EXERCISE: Check every line below for the word "зовяше" and copy each one that has it.

SOURCE DATA:
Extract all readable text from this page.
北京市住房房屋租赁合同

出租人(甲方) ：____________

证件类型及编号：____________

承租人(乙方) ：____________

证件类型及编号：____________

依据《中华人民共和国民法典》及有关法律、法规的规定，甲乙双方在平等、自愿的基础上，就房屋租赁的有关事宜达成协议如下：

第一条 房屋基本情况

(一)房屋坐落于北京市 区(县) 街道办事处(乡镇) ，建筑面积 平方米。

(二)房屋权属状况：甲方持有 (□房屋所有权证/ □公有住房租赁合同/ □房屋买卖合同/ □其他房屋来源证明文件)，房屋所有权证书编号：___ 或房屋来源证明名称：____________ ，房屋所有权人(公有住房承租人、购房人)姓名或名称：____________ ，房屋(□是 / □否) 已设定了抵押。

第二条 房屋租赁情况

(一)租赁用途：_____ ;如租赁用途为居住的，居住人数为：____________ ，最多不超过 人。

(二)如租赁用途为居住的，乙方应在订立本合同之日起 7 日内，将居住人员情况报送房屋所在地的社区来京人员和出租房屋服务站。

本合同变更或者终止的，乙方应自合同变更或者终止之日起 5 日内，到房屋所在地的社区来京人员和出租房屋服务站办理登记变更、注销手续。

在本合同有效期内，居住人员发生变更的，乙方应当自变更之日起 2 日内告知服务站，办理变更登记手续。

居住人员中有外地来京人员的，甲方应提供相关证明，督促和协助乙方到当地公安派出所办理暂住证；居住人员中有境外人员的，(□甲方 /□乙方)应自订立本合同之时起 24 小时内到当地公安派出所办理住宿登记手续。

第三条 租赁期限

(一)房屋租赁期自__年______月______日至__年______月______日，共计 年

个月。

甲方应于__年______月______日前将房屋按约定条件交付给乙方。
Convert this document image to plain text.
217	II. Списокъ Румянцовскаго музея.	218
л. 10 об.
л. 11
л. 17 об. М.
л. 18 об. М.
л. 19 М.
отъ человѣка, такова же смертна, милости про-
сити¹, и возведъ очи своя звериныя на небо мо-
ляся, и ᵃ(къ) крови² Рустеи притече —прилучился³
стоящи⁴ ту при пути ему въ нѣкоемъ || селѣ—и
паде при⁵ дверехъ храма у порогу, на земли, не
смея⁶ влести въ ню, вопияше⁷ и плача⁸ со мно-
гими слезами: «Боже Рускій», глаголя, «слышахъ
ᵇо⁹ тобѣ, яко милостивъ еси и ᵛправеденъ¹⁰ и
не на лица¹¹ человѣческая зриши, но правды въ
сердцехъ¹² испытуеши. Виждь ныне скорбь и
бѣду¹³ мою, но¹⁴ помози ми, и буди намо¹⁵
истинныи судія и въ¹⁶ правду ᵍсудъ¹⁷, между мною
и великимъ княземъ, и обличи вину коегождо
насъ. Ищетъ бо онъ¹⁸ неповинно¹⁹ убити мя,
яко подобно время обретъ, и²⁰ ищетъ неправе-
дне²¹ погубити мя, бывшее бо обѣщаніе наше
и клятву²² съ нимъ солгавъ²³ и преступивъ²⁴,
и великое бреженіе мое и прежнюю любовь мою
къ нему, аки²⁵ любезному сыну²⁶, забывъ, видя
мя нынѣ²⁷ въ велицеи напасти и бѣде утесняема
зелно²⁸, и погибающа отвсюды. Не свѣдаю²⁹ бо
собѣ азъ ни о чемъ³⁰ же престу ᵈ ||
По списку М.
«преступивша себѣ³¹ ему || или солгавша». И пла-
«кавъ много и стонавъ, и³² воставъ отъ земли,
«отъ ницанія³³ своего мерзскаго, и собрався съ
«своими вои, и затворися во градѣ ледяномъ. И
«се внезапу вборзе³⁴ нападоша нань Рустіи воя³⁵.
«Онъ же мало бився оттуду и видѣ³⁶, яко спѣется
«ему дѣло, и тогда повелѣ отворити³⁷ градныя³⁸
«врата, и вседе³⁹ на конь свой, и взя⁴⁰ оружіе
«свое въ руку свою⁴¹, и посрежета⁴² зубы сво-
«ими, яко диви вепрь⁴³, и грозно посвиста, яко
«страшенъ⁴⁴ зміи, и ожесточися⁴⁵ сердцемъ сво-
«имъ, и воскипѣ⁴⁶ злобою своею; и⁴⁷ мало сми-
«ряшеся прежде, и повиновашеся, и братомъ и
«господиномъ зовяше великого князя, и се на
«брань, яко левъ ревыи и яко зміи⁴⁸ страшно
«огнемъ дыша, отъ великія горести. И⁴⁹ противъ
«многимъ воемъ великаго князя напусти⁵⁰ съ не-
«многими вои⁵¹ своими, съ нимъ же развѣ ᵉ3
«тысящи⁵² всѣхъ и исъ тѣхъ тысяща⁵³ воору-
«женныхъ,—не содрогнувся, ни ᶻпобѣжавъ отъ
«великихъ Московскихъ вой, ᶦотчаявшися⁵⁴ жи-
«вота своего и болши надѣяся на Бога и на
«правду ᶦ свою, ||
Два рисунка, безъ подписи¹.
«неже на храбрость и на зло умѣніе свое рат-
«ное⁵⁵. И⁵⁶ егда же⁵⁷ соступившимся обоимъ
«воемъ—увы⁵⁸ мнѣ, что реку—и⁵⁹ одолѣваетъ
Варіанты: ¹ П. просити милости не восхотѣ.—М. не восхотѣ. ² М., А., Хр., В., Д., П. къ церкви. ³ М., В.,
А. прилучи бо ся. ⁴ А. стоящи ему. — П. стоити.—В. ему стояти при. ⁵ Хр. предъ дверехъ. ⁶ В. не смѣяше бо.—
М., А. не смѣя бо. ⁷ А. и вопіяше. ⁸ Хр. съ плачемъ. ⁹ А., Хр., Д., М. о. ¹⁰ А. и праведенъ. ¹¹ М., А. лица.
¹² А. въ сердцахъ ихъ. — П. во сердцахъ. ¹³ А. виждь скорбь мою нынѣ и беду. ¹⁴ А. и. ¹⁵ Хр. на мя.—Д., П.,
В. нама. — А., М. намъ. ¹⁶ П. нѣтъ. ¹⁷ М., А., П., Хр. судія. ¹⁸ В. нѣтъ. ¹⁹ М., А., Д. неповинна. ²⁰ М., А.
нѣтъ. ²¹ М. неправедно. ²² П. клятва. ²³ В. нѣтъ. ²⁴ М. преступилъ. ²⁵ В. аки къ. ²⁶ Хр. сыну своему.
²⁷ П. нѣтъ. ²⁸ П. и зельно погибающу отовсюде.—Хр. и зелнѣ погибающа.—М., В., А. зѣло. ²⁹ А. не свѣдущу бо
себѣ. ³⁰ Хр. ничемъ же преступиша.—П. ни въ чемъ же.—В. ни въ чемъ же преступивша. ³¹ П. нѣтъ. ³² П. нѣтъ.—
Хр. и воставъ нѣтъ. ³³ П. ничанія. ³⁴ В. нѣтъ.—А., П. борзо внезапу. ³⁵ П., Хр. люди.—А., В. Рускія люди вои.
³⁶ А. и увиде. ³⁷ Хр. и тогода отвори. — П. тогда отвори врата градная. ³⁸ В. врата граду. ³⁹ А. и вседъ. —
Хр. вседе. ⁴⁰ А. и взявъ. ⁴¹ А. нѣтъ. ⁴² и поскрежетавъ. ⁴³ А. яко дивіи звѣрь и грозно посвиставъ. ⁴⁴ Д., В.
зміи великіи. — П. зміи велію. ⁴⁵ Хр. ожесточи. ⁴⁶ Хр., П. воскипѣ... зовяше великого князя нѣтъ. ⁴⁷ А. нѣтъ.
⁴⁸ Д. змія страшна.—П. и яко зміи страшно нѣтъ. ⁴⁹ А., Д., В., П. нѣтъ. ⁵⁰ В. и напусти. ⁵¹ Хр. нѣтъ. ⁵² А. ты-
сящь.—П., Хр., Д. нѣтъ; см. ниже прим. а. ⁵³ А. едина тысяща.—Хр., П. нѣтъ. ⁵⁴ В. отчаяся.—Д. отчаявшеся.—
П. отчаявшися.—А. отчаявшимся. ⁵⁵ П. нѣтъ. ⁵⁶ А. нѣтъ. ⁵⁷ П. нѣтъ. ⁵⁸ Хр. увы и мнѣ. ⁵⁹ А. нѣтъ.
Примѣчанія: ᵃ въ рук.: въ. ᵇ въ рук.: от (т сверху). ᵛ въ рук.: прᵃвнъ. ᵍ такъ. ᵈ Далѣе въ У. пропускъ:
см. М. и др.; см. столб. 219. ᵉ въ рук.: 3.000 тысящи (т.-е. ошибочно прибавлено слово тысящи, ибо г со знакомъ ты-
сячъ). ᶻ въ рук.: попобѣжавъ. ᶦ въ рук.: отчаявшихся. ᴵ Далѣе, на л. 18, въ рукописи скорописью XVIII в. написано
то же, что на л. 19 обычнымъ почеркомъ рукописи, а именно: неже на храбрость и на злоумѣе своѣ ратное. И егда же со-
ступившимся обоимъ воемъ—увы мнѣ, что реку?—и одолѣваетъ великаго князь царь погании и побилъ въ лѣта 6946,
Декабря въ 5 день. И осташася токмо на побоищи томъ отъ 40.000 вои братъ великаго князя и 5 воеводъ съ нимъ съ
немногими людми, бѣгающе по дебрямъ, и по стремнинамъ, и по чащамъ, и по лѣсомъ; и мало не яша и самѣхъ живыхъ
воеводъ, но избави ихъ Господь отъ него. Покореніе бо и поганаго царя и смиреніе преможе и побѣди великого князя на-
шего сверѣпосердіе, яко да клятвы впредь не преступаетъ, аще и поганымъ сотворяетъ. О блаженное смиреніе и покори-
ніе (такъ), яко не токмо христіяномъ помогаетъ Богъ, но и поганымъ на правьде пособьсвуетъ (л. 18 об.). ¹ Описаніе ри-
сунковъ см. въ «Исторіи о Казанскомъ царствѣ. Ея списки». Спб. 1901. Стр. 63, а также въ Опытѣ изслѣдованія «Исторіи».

ANSWER TO THE EXERCISE:
«господиномъ зовяше великого князя, и се на
зміи великіи. — П. зміи велію. ⁴⁵ Хр. ожесточи. ⁴⁶ Хр., П. воскипѣ... зовяше великого князя нѣтъ. ⁴⁷ А. нѣтъ.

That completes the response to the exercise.